• Working data:

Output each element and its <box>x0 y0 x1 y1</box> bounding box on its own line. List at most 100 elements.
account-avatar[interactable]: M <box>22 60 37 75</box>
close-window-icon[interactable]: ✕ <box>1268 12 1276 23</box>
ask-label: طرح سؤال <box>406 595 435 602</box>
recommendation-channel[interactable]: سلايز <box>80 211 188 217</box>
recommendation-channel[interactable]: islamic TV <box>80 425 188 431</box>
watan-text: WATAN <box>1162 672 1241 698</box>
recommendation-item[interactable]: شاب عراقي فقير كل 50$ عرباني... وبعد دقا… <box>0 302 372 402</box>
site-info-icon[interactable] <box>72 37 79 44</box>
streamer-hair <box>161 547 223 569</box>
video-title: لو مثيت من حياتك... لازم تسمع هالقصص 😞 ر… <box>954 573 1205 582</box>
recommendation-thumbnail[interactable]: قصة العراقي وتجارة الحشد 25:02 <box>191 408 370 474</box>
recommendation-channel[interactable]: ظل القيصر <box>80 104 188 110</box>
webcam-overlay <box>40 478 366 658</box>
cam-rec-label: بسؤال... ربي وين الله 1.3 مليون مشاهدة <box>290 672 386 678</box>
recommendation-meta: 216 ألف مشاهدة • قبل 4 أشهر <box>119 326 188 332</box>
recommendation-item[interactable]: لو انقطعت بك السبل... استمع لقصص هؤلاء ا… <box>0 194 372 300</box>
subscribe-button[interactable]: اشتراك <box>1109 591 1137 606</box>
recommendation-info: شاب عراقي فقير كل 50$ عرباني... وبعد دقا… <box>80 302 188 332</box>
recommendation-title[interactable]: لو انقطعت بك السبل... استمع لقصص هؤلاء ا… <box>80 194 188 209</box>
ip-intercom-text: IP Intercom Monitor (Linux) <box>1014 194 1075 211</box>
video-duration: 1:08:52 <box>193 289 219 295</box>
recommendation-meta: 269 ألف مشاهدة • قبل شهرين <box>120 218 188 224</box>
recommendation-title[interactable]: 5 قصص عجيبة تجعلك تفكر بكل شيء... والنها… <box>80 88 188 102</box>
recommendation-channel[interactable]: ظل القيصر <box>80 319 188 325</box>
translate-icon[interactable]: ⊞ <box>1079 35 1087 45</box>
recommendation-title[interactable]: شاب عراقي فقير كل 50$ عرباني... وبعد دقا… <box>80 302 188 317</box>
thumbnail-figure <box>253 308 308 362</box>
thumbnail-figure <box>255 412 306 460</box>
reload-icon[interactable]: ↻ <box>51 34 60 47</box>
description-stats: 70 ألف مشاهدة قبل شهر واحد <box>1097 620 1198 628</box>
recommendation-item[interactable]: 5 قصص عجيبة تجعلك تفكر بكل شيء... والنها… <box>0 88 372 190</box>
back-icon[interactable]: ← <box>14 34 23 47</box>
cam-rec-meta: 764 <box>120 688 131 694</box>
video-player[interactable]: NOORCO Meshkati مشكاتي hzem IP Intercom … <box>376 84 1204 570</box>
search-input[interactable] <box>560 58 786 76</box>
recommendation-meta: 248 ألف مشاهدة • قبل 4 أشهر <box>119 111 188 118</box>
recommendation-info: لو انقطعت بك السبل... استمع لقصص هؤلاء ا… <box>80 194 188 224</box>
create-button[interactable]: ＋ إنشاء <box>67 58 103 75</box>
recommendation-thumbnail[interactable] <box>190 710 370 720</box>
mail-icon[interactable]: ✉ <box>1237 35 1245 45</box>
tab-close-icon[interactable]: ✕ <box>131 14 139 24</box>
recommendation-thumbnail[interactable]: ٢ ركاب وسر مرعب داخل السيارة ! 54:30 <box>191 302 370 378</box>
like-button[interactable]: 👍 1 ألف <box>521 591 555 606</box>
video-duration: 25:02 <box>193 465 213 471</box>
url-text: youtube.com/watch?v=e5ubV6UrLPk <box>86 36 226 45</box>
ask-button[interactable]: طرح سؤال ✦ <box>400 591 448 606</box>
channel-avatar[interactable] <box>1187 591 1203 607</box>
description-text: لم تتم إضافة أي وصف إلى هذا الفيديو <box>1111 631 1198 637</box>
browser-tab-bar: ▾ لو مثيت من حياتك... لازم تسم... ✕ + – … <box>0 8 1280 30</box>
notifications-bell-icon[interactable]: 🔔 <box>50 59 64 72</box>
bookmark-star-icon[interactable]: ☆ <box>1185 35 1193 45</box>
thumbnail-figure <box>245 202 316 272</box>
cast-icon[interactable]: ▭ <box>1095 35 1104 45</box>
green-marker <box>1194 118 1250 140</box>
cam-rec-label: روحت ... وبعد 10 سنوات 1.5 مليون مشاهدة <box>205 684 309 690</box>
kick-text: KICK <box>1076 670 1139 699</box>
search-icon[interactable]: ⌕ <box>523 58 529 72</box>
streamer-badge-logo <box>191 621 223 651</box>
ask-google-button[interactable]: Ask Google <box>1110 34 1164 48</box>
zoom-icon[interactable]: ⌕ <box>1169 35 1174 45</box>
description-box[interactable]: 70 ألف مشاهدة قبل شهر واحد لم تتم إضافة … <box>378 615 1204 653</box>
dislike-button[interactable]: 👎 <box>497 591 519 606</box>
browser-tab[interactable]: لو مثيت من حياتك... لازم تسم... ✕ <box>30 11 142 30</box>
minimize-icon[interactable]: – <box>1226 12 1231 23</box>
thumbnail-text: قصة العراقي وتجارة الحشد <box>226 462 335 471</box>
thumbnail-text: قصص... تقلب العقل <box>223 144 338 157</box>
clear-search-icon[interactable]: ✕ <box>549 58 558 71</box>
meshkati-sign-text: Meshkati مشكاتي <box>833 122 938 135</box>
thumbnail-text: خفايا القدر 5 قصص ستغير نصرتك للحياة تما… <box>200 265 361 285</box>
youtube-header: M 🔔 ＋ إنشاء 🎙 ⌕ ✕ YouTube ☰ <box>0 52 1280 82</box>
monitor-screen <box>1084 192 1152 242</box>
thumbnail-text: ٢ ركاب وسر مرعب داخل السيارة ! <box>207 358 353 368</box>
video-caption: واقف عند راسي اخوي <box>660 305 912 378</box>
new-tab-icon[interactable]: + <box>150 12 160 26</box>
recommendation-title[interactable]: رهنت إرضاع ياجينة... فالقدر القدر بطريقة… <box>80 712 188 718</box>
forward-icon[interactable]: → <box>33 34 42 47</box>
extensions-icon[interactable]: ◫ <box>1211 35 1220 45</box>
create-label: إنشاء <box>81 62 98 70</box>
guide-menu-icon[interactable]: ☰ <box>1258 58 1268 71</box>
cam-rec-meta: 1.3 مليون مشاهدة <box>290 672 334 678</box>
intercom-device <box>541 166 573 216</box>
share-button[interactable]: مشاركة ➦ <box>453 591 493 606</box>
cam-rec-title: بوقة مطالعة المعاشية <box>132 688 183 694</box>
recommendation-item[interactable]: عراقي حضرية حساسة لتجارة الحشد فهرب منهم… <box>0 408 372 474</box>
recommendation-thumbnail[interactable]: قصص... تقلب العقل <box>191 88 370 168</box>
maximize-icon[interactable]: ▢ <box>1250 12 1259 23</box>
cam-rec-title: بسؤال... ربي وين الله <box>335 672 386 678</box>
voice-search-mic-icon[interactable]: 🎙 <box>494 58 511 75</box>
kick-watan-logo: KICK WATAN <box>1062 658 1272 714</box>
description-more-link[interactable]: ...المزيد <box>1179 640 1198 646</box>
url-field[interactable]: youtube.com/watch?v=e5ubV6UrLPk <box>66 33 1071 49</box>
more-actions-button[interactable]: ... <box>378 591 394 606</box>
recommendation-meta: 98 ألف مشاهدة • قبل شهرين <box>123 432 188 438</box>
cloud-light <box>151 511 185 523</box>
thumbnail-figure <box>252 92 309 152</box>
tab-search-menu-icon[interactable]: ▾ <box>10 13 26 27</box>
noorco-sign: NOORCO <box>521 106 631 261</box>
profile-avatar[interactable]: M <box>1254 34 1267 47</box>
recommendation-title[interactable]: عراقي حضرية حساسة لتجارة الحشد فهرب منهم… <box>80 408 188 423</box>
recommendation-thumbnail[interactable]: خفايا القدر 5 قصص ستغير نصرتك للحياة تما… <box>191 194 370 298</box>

• Task: Pick out every line in the records that contains the string "menu".

• Result for this task:
guide-menu-icon[interactable]: ☰ <box>1258 58 1268 71</box>
tab-search-menu-icon[interactable]: ▾ <box>10 13 26 27</box>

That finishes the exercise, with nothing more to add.